Oh, I roast in the garage and just sweep up the chaff when I'm done.
Since then I've gone to cooling with a 12" fan blowing up into a
colander mounted on a cylindrical collar (MUCH faster), tried a Stir
Crazy/Turbo Oven setup (still experimenting) and found a couple of
Poppery I poppers (which are worlds better than the newer models). 
The Popperies are split-wired, with my old extension cord switch
controlling the heater and a new dimmer/boost transformer device
controlling the fan.  I'm now doing 180-200 gr batches in 15 min.
roast times.
For me, a huge part of the fun of roasting is in tinkering with the
gadgets and modifying devices beyond their original purposes.
I hope some of this ramble helps you.
(BTW, "Maureen Azcoitia" is a delightful combination of Irish and
Basque names.  May I inquire...?)
Regards,
Bill Morgan
On 4/8/06, Maureen Azcoitia  wrote:
<Snip>

44) From: Brian Kamnetz
Welcome, Maureen!
I started roasting in a popper too. I had a lot of trouble at first
because i didn't realize that you use amount of green beans to control
the roast in a popper.
You should want to get to first crack at around 4 or 5 minutes. If you
get there too soon, you will probably have the first crack run into
second crack and you will end up with an oily mess. (That happened to
me a lot.) The cure: Use less beans next time.
If it takes longer than 6 or 7 minutes for first crack to start, you
probably want to use more beans next time.
Allow me to summarize:
Roast goes too fast? Fix that by using less beams.
Roast goest too slow? Fix that by using more beans.
Good luck!
Brian
On 4/8/06, Bill Morgan  wrote:
<Snip>

45) From: Scott Marquardt
I'd have to be a voice of dissent on this, with one provision.
I air roast beans for 12 - 15 minutes, on average. True, I've done a slight
mod that makes this work well. But I've never understood the resignation
among some popper roasters to the "quick, brighter roast" thing. If it's
possible to do longer roasts, do so!

=== DIRECTIONS ===
[1] In the coffee roasting thread, at about how many minutes does Brian Kamnetz say first crack should come in a popper?
[2] Continue the coffee roasting thread, picking up after its final sentence.

=== DATASET ENTRIES ===
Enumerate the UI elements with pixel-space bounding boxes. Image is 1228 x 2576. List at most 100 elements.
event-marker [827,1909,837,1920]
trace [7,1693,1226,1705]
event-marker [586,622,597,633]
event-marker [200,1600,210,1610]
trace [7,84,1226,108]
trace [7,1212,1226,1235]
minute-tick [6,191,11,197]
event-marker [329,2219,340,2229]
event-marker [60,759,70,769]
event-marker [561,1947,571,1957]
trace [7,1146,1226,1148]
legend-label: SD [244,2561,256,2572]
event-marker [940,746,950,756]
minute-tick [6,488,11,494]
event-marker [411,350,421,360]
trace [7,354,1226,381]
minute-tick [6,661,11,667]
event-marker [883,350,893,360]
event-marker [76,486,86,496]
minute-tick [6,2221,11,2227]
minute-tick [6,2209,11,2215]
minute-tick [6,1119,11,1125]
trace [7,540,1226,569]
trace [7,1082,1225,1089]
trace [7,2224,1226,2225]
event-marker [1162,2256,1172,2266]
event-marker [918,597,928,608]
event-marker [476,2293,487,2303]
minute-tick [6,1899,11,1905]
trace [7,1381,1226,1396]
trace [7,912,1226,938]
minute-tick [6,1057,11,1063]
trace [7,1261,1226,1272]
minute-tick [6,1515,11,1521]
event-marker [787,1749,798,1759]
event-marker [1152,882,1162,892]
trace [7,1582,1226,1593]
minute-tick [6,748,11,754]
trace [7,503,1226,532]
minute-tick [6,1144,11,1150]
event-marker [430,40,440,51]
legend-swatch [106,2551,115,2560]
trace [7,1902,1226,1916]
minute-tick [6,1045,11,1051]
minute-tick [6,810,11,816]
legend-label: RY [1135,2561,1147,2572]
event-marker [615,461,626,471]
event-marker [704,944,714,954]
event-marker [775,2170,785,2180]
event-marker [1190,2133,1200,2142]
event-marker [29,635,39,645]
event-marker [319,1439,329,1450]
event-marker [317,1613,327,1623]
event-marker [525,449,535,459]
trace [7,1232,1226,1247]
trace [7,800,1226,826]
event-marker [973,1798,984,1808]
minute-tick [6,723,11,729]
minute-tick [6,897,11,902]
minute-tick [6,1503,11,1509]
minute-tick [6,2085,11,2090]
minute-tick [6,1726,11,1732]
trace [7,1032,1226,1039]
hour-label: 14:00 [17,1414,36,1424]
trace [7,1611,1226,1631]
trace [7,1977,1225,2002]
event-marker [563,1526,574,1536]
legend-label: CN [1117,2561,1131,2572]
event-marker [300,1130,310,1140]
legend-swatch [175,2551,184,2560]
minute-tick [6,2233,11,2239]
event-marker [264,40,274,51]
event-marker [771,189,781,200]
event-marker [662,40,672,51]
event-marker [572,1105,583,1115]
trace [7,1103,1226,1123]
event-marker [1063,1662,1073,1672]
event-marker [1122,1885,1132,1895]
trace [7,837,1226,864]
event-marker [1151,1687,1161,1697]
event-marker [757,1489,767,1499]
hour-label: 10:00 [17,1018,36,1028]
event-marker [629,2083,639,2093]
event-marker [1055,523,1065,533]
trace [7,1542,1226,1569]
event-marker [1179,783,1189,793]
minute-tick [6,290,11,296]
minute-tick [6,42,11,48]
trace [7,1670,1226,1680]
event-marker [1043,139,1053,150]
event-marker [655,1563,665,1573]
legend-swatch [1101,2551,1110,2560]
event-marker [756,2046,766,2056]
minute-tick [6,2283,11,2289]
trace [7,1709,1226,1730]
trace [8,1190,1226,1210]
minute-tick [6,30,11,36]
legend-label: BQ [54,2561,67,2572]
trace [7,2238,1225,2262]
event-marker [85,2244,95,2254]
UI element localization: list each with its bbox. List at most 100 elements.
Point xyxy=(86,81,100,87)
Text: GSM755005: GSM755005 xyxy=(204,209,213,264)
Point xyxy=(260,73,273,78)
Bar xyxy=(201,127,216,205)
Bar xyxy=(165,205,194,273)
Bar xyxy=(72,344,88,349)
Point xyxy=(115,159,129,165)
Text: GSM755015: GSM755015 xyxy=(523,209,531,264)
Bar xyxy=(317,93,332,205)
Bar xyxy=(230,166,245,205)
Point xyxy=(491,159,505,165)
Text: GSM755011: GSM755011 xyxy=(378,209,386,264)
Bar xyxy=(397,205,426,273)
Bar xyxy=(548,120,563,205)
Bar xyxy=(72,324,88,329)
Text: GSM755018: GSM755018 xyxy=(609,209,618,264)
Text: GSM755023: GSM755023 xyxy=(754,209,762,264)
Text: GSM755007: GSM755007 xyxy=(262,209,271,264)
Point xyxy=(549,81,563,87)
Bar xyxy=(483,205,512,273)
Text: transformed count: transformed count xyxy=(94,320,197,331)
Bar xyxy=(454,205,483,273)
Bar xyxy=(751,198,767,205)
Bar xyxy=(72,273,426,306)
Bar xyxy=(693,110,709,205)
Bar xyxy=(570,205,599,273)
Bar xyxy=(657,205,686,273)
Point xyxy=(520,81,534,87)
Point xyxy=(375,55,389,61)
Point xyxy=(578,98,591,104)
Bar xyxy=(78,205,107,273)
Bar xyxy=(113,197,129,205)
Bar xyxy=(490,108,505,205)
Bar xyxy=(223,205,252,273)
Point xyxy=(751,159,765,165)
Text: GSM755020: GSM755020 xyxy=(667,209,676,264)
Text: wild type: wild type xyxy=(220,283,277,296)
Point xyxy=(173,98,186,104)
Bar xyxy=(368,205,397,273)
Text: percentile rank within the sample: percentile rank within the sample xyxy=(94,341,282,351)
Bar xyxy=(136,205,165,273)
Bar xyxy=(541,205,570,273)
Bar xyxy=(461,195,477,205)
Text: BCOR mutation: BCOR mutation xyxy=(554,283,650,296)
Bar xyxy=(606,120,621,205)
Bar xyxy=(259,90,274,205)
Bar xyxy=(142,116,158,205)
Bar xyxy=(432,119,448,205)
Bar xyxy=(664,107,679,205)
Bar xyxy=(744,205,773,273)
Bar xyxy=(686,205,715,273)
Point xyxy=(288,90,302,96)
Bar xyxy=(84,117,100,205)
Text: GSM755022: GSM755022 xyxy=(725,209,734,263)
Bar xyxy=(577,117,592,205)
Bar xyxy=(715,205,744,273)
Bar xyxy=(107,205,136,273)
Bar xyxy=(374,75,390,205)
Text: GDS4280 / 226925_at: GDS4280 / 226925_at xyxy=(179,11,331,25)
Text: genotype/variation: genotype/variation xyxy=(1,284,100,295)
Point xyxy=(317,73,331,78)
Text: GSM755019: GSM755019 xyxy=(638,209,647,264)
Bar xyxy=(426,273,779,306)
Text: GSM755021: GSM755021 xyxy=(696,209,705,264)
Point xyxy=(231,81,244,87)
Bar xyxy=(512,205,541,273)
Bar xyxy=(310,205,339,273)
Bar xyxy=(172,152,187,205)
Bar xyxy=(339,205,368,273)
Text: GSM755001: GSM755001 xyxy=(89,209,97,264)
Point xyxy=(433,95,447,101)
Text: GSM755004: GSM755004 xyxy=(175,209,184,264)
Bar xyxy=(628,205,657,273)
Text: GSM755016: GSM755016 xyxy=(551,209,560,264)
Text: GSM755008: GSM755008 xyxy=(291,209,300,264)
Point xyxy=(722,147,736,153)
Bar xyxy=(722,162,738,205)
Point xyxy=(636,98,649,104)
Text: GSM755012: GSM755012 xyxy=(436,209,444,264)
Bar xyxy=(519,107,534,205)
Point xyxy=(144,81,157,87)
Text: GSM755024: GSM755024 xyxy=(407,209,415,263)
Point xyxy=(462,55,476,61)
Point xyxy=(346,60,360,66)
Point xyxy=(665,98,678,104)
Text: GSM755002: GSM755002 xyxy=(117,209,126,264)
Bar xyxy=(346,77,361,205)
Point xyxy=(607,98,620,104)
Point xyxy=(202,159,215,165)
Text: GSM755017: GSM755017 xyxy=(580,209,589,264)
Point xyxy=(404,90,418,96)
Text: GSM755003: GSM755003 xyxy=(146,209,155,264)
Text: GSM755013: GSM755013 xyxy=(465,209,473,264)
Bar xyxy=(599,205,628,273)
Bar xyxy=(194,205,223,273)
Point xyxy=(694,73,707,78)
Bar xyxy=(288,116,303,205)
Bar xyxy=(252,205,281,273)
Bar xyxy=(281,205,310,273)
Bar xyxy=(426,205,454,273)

=== ANSWERS BY ITEM NUMBER ===
[1] Around 4 or 5 minutes.

[2]
Here's the provision, though, and acknowledgment of the advice given below
-- unmodded poppers that reach first crack at 8 minutes might seem like
they're heading for a nice 14 minute roast, but they may be running too coo=
l
to make it to the desired roast level by then -- if at all!
I would encourage popper users to roast as much beans as possible, to find
the "sweet spot" for a roaster -- which I'd define as "as much beans as
possible, as much longer than typical for poppers as possible."
Other advice might be to avoid convoluted locutions like that!   ;-)
--
Scott
On 4/8/06, Brian Kamnetz  wrote:
<Snip>

46) From: Michael Dhabolt
I'm going to agree with Scott.
Prior to mods, I found that a healthy tilt to the popper (aproximately
20°) through the whole roast - not just the beginning was the key for
me.  Loading the popper with greens until I had just a bit of bean
movement.  Adding a tin can chimney allowed the popper to handle the
extra load without ejecting it out of the top.  A thermometer from SM
to give me a clue as to what I was actually doing.  The long extension
cord and then a variac followed to control heat and slow the roast to
what I wanted.
Of course you can follow this path all the way to PIDs and fan speed
control to allow whatever profile control you're prepared to commit to
(or should that be committed ;~}
Mike (just plain)

47) From: Maureen Azcoitia
On 4/8/06, Bill Morgan  wrote:
<Snip>
of Irish and
Basque names.  May I inquire...?)
Not many people pick up on that.  Actually, my name
has almost nothing to do with my ethnicity.  My first
name was one that my father liked.  My last named is
my married name.  Meanwhile, I am Puerto Rican.

48) From: Ed Needham
The tilt works really well with the bottom firing poppers, where the air 
blows straight up.  What it does is create a vertical rotation of the beans 
instead of blowing a hole in one spot and having the beans sit motionless.
I was Google searching for my earliest posts and found this one in 1997, 
about a year after I started posting to alt.coffee.  It tells of some of my 
adventures of tweaking the roasts in a Melitta Aromaroaster, including 
tilting it and adding a 'soup can' chimney.  There wasn't much better for 
homeroasters back then, and I thought this thing was better than the hot air 
poppers which I had not PID'ed or modified.
*****
      Date:  Fri, Oct 10 1997
"Ed Needham" wrote:
<Snip>
*********************
Ed Needham®
"to absurdity and beyond!"
ed at homeroaster dot com
(include [FRIEND] in subject line to get through my SPAM filters)
*********************

49) From: Michael Dhabolt
Ed
<Snip>
I knew I needed to thank you for something.  It's been so long - I
'plumb' forgot ;^)
Mike (just plain)

50) From: Jerry Procopio
Maureen,
Hello and welcome!  I see that others, with more popper experience than 
I, have already responded to your post.  You'll find that support and 
good advice, here on this list, is endless.  Read, learn, expirament, 
enjoy.  When homeroasting, the range to get an acceptable roast is 
rather wide and you will find that, while every roast may not be 
perfect, it's difficult to completely ruin a roast.  The worst you ever 
roast will probably be better than Starbucks best.
Welcome to the adventure!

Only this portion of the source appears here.